#### [EXERCISE INSTRUCTIONS]
Strip the pictures and reproduce the rest of the listing exactly.

***

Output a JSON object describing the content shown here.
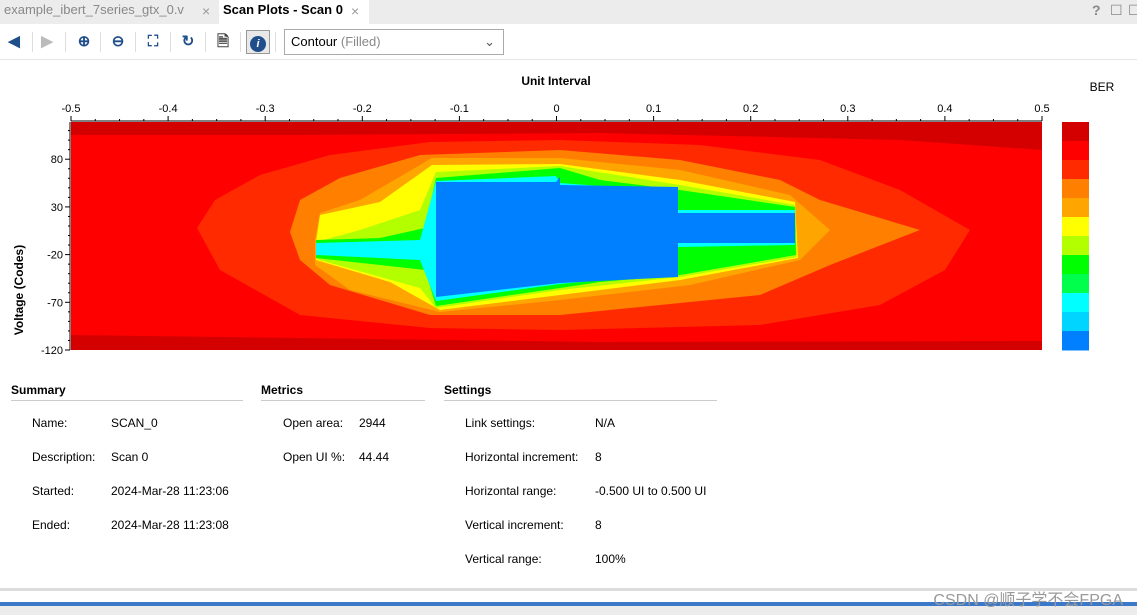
{
  "tabs": [
    {
      "label": "example_ibert_7series_gtx_0.v",
      "active": false
    },
    {
      "label": "Scan Plots - Scan 0",
      "active": true
    }
  ],
  "close_glyph": "×",
  "window_buttons": {
    "help": "?",
    "restore": "☐",
    "maximize": "☐"
  },
  "toolbar": {
    "icons": [
      "back-arrow-icon",
      "forward-arrow-icon",
      "zoom-in-icon",
      "zoom-out-icon",
      "fit-icon",
      "refresh-icon",
      "export-icon",
      "info-icon"
    ],
    "plot_type": "Contour",
    "plot_type_variant": "(Filled)"
  },
  "chart_data": {
    "type": "heatmap",
    "title": "Unit Interval",
    "xlabel": "Unit Interval",
    "ylabel": "Voltage (Codes)",
    "xlim": [
      -0.5,
      0.5
    ],
    "ylim": [
      -120,
      119
    ],
    "x_ticks": [
      "-0.5",
      "-0.4",
      "-0.3",
      "-0.2",
      "-0.1",
      "0",
      "0.1",
      "0.2",
      "0.3",
      "0.4",
      "0.5"
    ],
    "y_ticks": [
      "80",
      "30",
      "-20",
      "-70",
      "-120"
    ],
    "legend_title": "BER",
    "colorbar": [
      "#d40000",
      "#ff0000",
      "#ff2a00",
      "#ff8000",
      "#ffa500",
      "#ffff00",
      "#b3ff00",
      "#00ff00",
      "#00ff4d",
      "#00ffff",
      "#00d5ff",
      "#0080ff"
    ],
    "eye_opening": {
      "x_range": [
        -0.125,
        0.125
      ],
      "y_range": [
        -70,
        60
      ],
      "wide_region_x": [
        -0.125,
        0.25
      ],
      "wide_region_y": [
        -35,
        30
      ]
    }
  },
  "summary": {
    "title": "Summary",
    "rows": [
      {
        "label": "Name:",
        "value": "SCAN_0"
      },
      {
        "label": "Description:",
        "value": "Scan 0"
      },
      {
        "label": "Started:",
        "value": "2024-Mar-28 11:23:06"
      },
      {
        "label": "Ended:",
        "value": "2024-Mar-28 11:23:08"
      }
    ]
  },
  "metrics": {
    "title": "Metrics",
    "rows": [
      {
        "label": "Open area:",
        "value": "2944"
      },
      {
        "label": "Open UI %:",
        "value": "44.44"
      }
    ]
  },
  "settings": {
    "title": "Settings",
    "rows": [
      {
        "label": "Link settings:",
        "value": "N/A"
      },
      {
        "label": "Horizontal increment:",
        "value": "8"
      },
      {
        "label": "Horizontal range:",
        "value": "-0.500 UI to 0.500 UI"
      },
      {
        "label": "Vertical increment:",
        "value": "8"
      },
      {
        "label": "Vertical range:",
        "value": "100%"
      }
    ]
  },
  "watermark": "CSDN @顺子学不会FPGA"
}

***

#### [RESULT OF THIS TASK]
Output a JSON object describing the content shown here.
{
  "tabs": [
    {
      "label": "example_ibert_7series_gtx_0.v",
      "active": false
    },
    {
      "label": "Scan Plots - Scan 0",
      "active": true
    }
  ],
  "close_glyph": "×",
  "window_buttons": {
    "help": "?",
    "restore": "☐",
    "maximize": "☐"
  },
  "toolbar": {
    "icons": [
      "back-arrow-icon",
      "forward-arrow-icon",
      "zoom-in-icon",
      "zoom-out-icon",
      "fit-icon",
      "refresh-icon",
      "export-icon",
      "info-icon"
    ],
    "plot_type": "Contour",
    "plot_type_variant": "(Filled)"
  },
  "chart_data": {
    "type": "heatmap",
    "title": "Unit Interval",
    "xlabel": "Unit Interval",
    "ylabel": "Voltage (Codes)",
    "xlim": [
      -0.5,
      0.5
    ],
    "ylim": [
      -120,
      119
    ],
    "x_ticks": [
      "-0.5",
      "-0.4",
      "-0.3",
      "-0.2",
      "-0.1",
      "0",
      "0.1",
      "0.2",
      "0.3",
      "0.4",
      "0.5"
    ],
    "y_ticks": [
      "80",
      "30",
      "-20",
      "-70",
      "-120"
    ],
    "legend_title": "BER",
    "colorbar": [
      "#d40000",
      "#ff0000",
      "#ff2a00",
      "#ff8000",
      "#ffa500",
      "#ffff00",
      "#b3ff00",
      "#00ff00",
      "#00ff4d",
      "#00ffff",
      "#00d5ff",
      "#0080ff"
    ],
    "eye_opening": {
      "x_range": [
        -0.125,
        0.125
      ],
      "y_range": [
        -70,
        60
      ],
      "wide_region_x": [
        -0.125,
        0.25
      ],
      "wide_region_y": [
        -35,
        30
      ]
    }
  },
  "summary": {
    "title": "Summary",
    "rows": [
      {
        "label": "Name:",
        "value": "SCAN_0"
      },
      {
        "label": "Description:",
        "value": "Scan 0"
      },
      {
        "label": "Started:",
        "value": "2024-Mar-28 11:23:06"
      },
      {
        "label": "Ended:",
        "value": "2024-Mar-28 11:23:08"
      }
    ]
  },
  "metrics": {
    "title": "Metrics",
    "rows": [
      {
        "label": "Open area:",
        "value": "2944"
      },
      {
        "label": "Open UI %:",
        "value": "44.44"
      }
    ]
  },
  "settings": {
    "title": "Settings",
    "rows": [
      {
        "label": "Link settings:",
        "value": "N/A"
      },
      {
        "label": "Horizontal increment:",
        "value": "8"
      },
      {
        "label": "Horizontal range:",
        "value": "-0.500 UI to 0.500 UI"
      },
      {
        "label": "Vertical increment:",
        "value": "8"
      },
      {
        "label": "Vertical range:",
        "value": "100%"
      }
    ]
  },
  "watermark": "CSDN @顺子学不会FPGA"
}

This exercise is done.